They subsequently joined up with RaiderB, who had received access to the tools before Devolas. A fellow modder who was planning to remove all invisible walls from the game, he was eventually told the secret because the other team members felt sorry he had been left out, and ended up assisting with the mod's creation. The initial video posted by the team of the Church mod did not immediately go viral, and "died for a month" before being tweeted by Lance McDonald, a well-known PS4 modding personality and data miner who confirmed it was as yet impossible to mod the game in such a way. The viral fame, further assisted by the acknowledgement of the game's producer and creator, made the team "giddy" and inspiring them to keep working on it.

The team described the in-game church as surprisingly challenging to make, saying the engine was difficult to work with and never "played along". They called some things PlatinumGames had done in the internal files "bizarre". The team came under more intense pressure when the mod gained large amounts of attention. They put together new content "on the fly", knowing that the hoax could be ended with one mistake. Eventually, they began drip-feeding information, including posts by sadfutago spelling out "ZE34 Zinnia" as a hint, before ultimately revealing the truth about the mod.

== Reception ==
Upon the revelation of the hoax's existence, Joe Skrebels of IGN called the mod beautiful and impressive, remarking that the revelation the game could be modded was "huge news" for the community and that it "[blew] the modding scene wide open", also citing that fans saw it as a new future for the series. When the mod was finally released for fans to play themselves, Ryan Leston of the same publication remarked that the team had created a "sensational mystery", echoing the praise for the mod while also noting that it opened up new possibilities for Nier modding in the future, and remarking that more extensive projects were possible utilizing the tools used to develop the church.

Jenny Zheng of Rock Paper Shotgun called the mod's resolution "eerily similar" to the true ending of Nier: Automata, where players could choose to work together, describing the result as both incredible and harmonious. Mollie Taylor of PC Gamer called the efforts to discover the truth behind the mod a "joy to witness", saying it was a "damn good week to be a Nier fan" and wondering what else the modding team had planned, while Dustin Bailey of GamesRadar+ characterized the modding tools the team had created as "impressive" and "unprecedented".

● SUPPLIED INFORMATION

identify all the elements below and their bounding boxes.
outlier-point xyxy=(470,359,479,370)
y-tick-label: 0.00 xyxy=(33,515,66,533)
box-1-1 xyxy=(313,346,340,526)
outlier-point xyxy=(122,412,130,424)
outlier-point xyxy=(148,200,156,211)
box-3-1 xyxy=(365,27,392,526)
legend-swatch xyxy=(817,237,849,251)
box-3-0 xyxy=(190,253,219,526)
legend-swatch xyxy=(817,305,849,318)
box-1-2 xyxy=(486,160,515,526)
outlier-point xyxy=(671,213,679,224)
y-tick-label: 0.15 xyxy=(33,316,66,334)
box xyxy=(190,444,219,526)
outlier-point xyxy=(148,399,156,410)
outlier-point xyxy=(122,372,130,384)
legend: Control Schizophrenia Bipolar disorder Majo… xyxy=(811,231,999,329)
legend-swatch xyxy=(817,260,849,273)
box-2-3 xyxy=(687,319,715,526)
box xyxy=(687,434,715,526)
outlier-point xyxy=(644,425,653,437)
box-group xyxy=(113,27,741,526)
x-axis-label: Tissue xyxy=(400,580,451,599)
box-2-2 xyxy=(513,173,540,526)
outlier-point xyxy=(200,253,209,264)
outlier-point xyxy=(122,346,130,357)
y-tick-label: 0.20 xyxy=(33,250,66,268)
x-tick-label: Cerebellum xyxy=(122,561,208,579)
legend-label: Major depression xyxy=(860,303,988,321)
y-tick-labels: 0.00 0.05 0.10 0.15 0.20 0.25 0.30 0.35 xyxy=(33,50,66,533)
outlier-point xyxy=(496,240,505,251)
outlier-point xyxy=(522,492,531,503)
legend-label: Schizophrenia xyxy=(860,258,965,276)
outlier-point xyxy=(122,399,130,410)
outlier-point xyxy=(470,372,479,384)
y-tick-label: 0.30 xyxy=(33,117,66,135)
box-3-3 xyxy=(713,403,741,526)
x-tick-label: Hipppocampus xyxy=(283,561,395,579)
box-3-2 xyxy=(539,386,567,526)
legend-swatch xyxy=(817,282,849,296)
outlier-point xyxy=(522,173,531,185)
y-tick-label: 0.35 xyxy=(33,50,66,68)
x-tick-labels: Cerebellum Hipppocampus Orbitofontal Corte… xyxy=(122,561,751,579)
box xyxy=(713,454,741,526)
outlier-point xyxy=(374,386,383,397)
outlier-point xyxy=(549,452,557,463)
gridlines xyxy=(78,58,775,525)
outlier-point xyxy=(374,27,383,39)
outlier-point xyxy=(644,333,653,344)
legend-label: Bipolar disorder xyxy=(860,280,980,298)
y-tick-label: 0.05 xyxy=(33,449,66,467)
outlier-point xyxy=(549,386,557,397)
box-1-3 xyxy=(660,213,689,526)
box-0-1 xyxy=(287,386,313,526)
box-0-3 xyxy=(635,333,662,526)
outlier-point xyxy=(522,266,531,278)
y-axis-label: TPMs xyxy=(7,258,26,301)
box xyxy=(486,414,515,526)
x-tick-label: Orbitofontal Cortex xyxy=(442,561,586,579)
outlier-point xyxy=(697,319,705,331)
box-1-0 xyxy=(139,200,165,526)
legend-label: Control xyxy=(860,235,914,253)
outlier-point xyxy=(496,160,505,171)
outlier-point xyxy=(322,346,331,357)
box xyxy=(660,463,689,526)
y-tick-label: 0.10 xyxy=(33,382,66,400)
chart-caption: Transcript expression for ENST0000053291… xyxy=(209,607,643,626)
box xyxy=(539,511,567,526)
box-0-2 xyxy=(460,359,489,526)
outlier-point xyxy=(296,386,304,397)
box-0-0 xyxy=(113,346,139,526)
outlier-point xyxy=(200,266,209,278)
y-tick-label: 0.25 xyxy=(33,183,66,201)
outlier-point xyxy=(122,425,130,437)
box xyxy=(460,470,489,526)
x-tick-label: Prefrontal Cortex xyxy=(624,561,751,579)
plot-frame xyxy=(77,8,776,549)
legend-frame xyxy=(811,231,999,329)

● TASKS AND EXERCISES
A – Please reproduce the passage from the Nier: Automata church mod text, starting with "They subsequently joined" and going on through "working on it.".
B – In the Nier: Automata church mod text, who tweeted the team's initial video after it had "died for a month"?

● RESULTS
A –
They subsequently joined up with RaiderB, who had received access to the tools before Devolas. A fellow modder who was planning to remove all invisible walls from the game, he was eventually told the secret because the other team members felt sorry he had been left out, and ended up assisting with the mod's creation. The initial video posted by the team of the Church mod did not immediately go viral, and "died for a month" before being tweeted by Lance McDonald, a well-known PS4 modding personality and data miner who confirmed it was as yet impossible to mod the game in such a way. The viral fame, further assisted by the acknowledgement of the game's producer and creator, made the team "giddy" and inspiring them to keep working on it.

B – Lance McDonald